• **Task objective**
Figure out how many lines of the material below contain the word "Tartalo". Answer with the number only.

++++ Input for this task

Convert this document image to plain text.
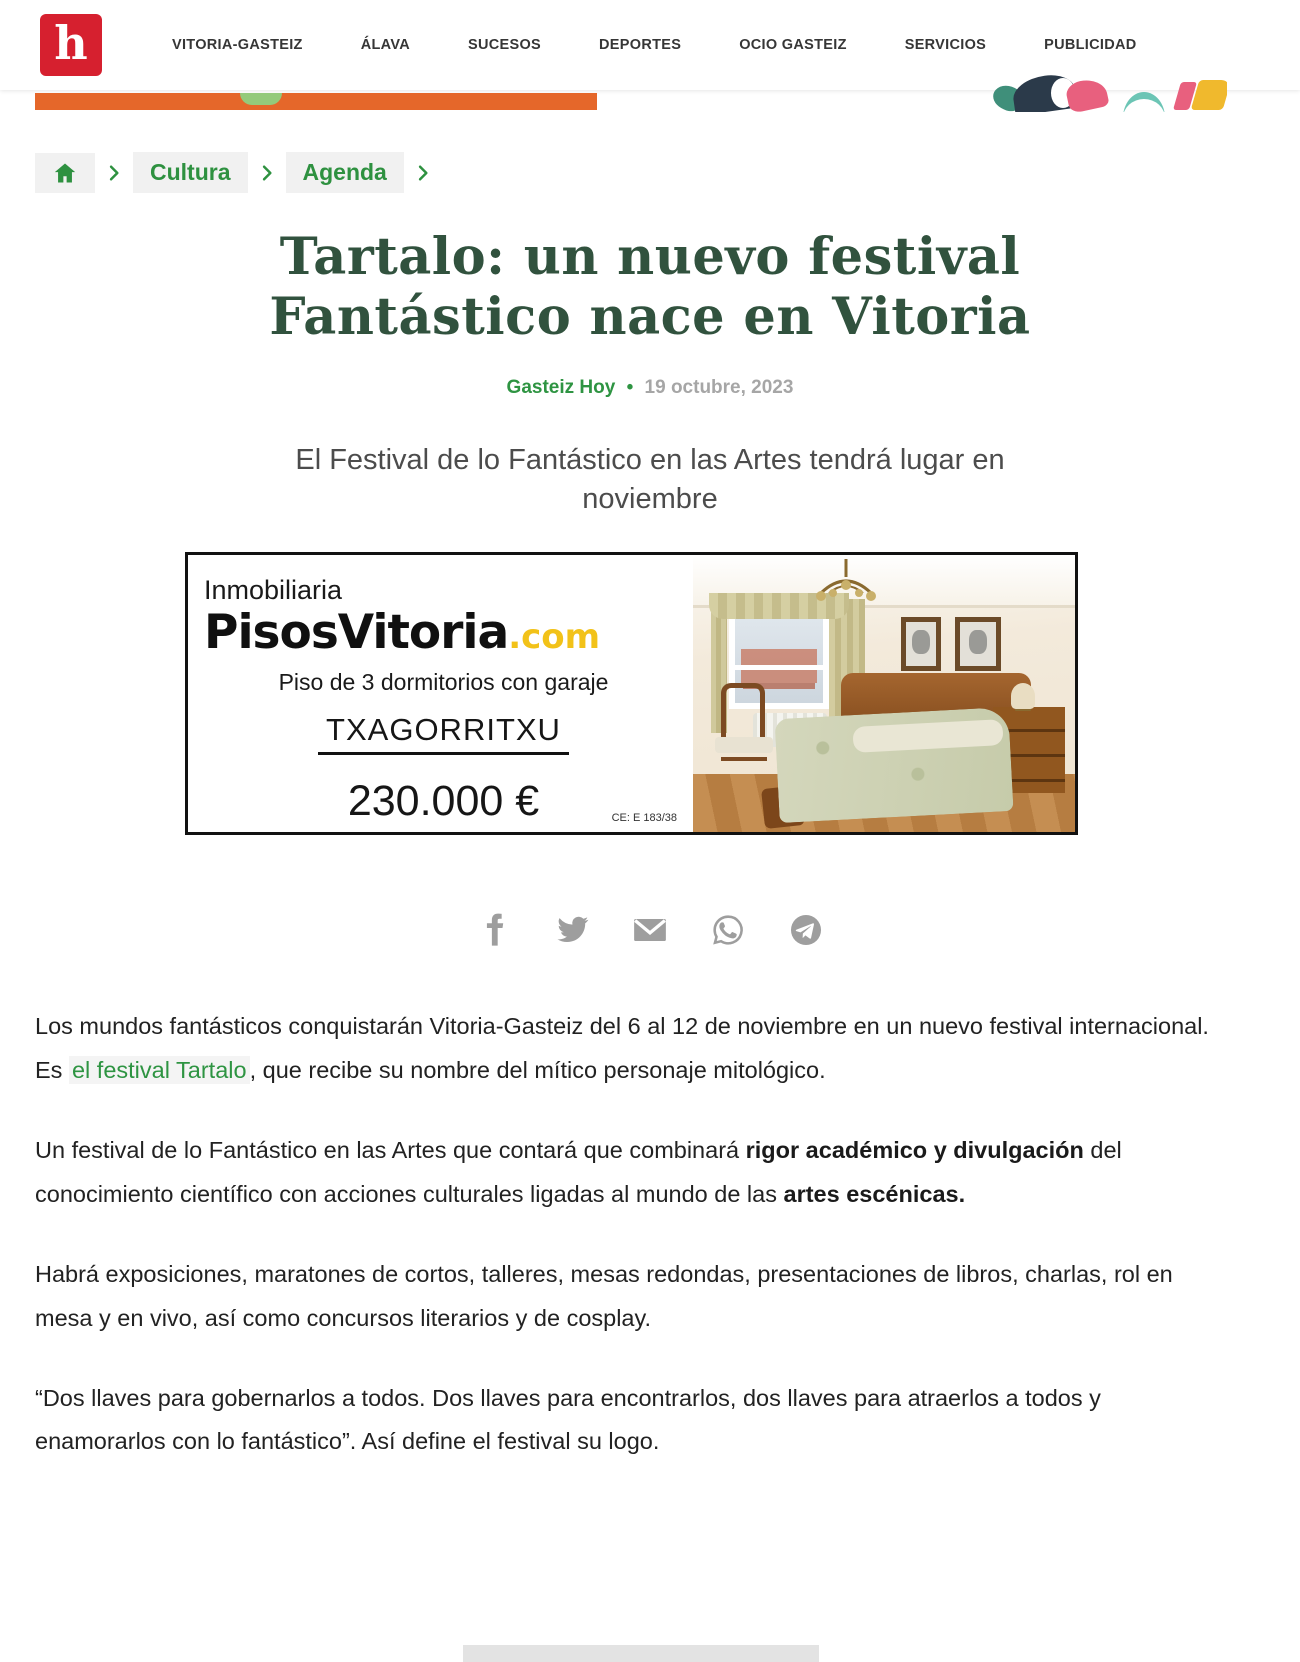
h	VITORIA-GASTEIZ	ÁLAVA	SUCESOS	DEPORTES	OCIO GASTEIZ	SERVICIOS	PUBLICIDAD
Cultura	Agenda
Tartalo: un nuevo festival
Fantástico nace en Vitoria
Gasteiz Hoy • 19 octubre, 2023
El Festival de lo Fantástico en las Artes tendrá lugar en noviembre
Inmobiliaria
PisosVitoria.com
Piso de 3 dormitorios con garaje
TXAGORRITXU
230.000 €	CE: E 183/38

Los mundos fantásticos conquistarán Vitoria-Gasteiz del 6 al 12 de noviembre en un nuevo festival internacional. Es el festival Tartalo , que recibe su nombre del mítico personaje mitológico.

Un festival de lo Fantástico en las Artes que contará que combinará rigor académico y divulgación del conocimiento científico con acciones culturales ligadas al mundo de las artes escénicas.

Habrá exposiciones, maratones de cortos, talleres, mesas redondas, presentaciones de libros, charlas, rol en mesa y en vivo, así como concursos literarios y de cosplay.

“Dos llaves para gobernarlos a todos. Dos llaves para encontrarlos, dos llaves para atraerlos a todos y enamorarlos con lo fantástico”. Así define el festival su logo.
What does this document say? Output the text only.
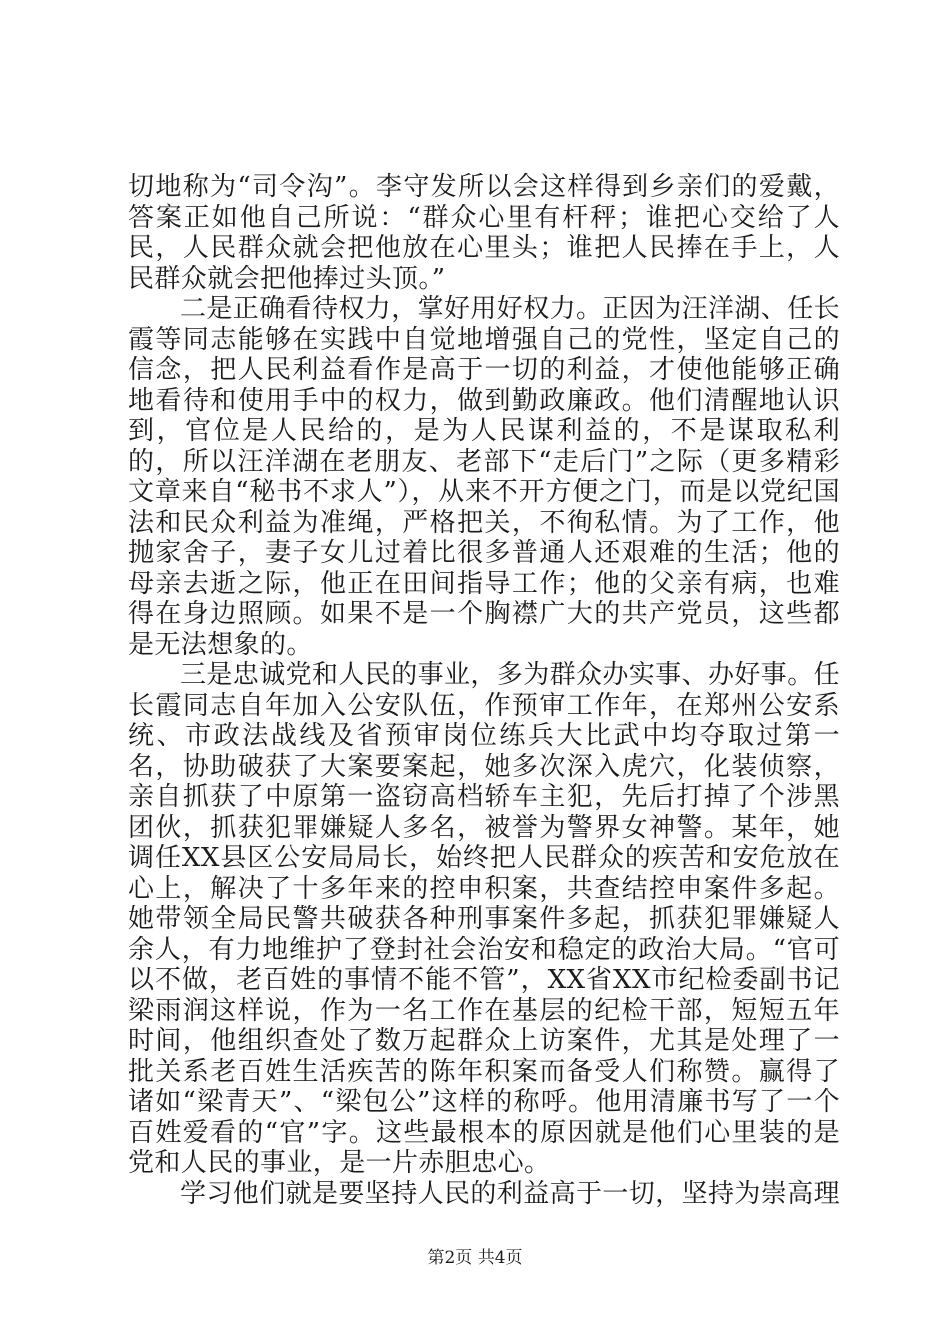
切地称为“司令沟”。李守发所以会这样得到乡亲们的爱戴，答案正如他自己所说：“群众心里有杆秤；谁把心交给了人民，人民群众就会把他放在心里头；谁把人民捧在手上，人民群众就会把他捧过头顶。”

二是正确看待权力，掌好用好权力。正因为汪洋湖、任长霞等同志能够在实践中自觉地增强自己的党性，坚定自己的信念，把人民利益看作是高于一切的利益，才使他能够正确地看待和使用手中的权力，做到勤政廉政。他们清醒地认识到，官位是人民给的，是为人民谋利益的，不是谋取私利的，所以汪洋湖在老朋友、老部下“走后门”之际（更多精彩文章来自“秘书不求人”），从来不开方便之门，而是以党纪国法和民众利益为准绳，严格把关，不徇私情。为了工作，他抛家舍子，妻子女儿过着比很多普通人还艰难的生活；他的母亲去逝之际，他正在田间指导工作；他的父亲有病，也难得在身边照顾。如果不是一个胸襟广大的共产党员，这些都是无法想象的。

三是忠诚党和人民的事业，多为群众办实事、办好事。任长霞同志自年加入公安队伍，作预审工作年，在郑州公安系统、市政法战线及省预审岗位练兵大比武中均夺取过第一名，协助破获了大案要案起，她多次深入虎穴，化装侦察，亲自抓获了中原第一盗窃高档轿车主犯，先后打掉了个涉黑团伙，抓获犯罪嫌疑人多名，被誉为警界女神警。某年，她调任XX县区公安局局长，始终把人民群众的疾苦和安危放在心上，解决了十多年来的控申积案，共查结控申案件多起。她带领全局民警共破获各种刑事案件多起，抓获犯罪嫌疑人余人，有力地维护了登封社会治安和稳定的政治大局。“官可以不做，老百姓的事情不能不管”，XX省XX市纪检委副书记梁雨润这样说，作为一名工作在基层的纪检干部，短短五年时间，他组织查处了数万起群众上访案件，尤其是处理了一批关系老百姓生活疾苦的陈年积案而备受人们称赞。赢得了诸如“梁青天”、“梁包公”这样的称呼。他用清廉书写了一个百姓爱看的“官”字。这些最根本的原因就是他们心里装的是党和人民的事业，是一片赤胆忠心。

学习他们就是要坚持人民的利益高于一切，坚持为崇高理

第2页 共4页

++++++++

• **Answer for this exercise**
2